• [STATED EXERCISE]: Print the entries verbatim, leaving out the images they contain.

··· RAW RECORDS

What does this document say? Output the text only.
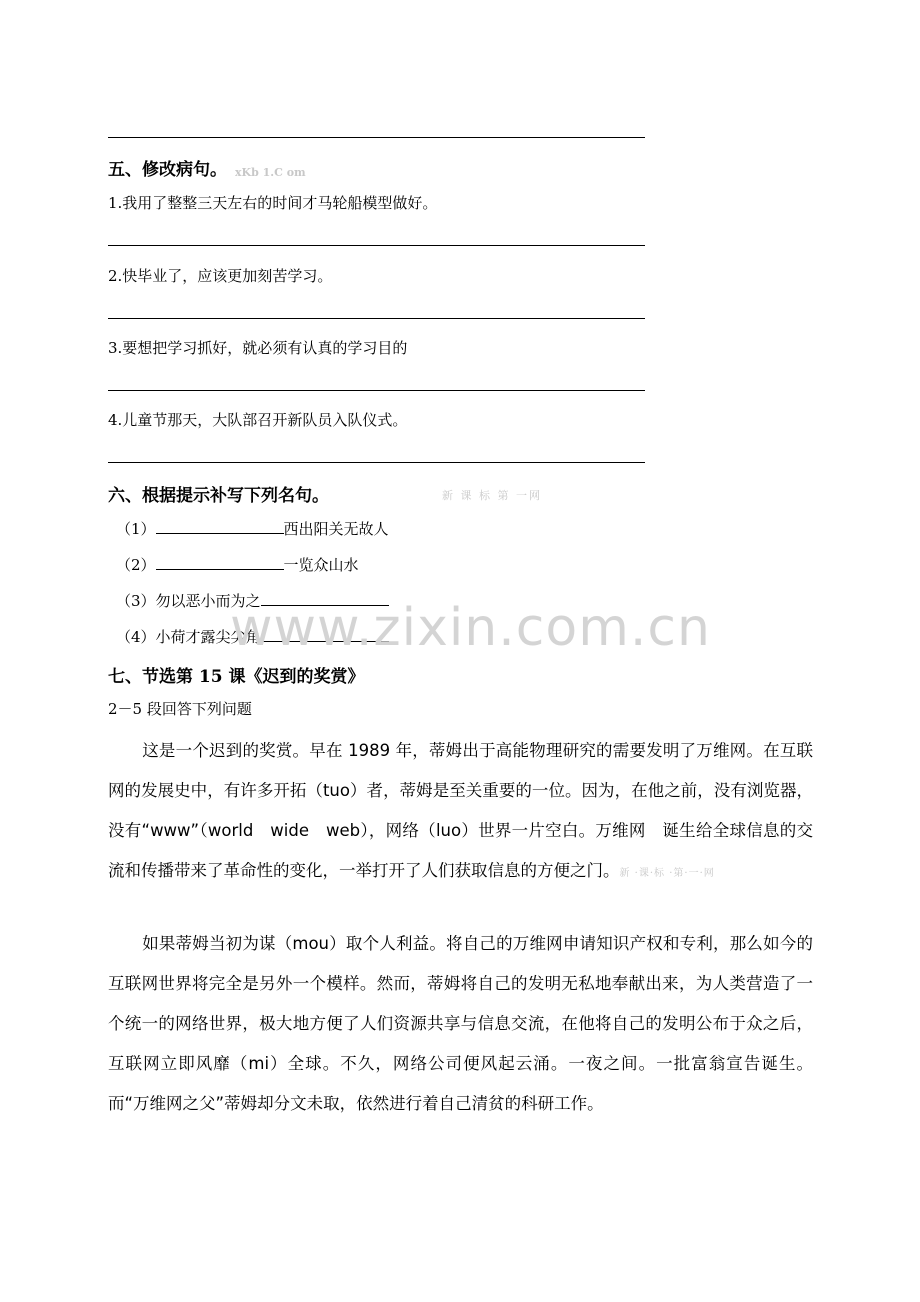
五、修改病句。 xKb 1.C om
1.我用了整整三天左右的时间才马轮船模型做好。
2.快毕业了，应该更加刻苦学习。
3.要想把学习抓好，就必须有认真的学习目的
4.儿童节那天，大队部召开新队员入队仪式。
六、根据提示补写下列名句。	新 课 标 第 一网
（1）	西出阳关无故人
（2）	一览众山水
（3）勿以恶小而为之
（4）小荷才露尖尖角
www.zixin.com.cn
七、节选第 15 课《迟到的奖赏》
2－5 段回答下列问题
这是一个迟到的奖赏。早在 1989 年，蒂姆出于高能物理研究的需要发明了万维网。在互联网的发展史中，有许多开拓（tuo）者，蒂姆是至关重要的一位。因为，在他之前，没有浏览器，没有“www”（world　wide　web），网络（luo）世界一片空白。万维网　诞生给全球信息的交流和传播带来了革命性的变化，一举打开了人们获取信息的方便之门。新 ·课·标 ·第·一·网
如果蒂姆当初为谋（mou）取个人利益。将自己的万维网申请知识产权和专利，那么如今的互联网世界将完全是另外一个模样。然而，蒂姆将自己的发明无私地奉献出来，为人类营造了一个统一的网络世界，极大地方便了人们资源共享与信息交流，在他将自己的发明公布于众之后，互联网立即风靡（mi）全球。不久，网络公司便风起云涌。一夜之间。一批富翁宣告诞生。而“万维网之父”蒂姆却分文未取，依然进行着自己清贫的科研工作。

······

• [CORRECT RESPONSE]:
What does this document say? Output the text only.
五、修改病句。 xKb 1.C om
1.我用了整整三天左右的时间才马轮船模型做好。
2.快毕业了，应该更加刻苦学习。
3.要想把学习抓好，就必须有认真的学习目的
4.儿童节那天，大队部召开新队员入队仪式。
六、根据提示补写下列名句。	新 课 标 第 一网
（1）	西出阳关无故人
（2）	一览众山水
（3）勿以恶小而为之
（4）小荷才露尖尖角
www.zixin.com.cn
七、节选第 15 课《迟到的奖赏》
2－5 段回答下列问题
这是一个迟到的奖赏。早在 1989 年，蒂姆出于高能物理研究的需要发明了万维网。在互联网的发展史中，有许多开拓（tuo）者，蒂姆是至关重要的一位。因为，在他之前，没有浏览器，没有“www”（world　wide　web），网络（luo）世界一片空白。万维网　诞生给全球信息的交流和传播带来了革命性的变化，一举打开了人们获取信息的方便之门。新 ·课·标 ·第·一·网
如果蒂姆当初为谋（mou）取个人利益。将自己的万维网申请知识产权和专利，那么如今的互联网世界将完全是另外一个模样。然而，蒂姆将自己的发明无私地奉献出来，为人类营造了一个统一的网络世界，极大地方便了人们资源共享与信息交流，在他将自己的发明公布于众之后，互联网立即风靡（mi）全球。不久，网络公司便风起云涌。一夜之间。一批富翁宣告诞生。而“万维网之父”蒂姆却分文未取，依然进行着自己清贫的科研工作。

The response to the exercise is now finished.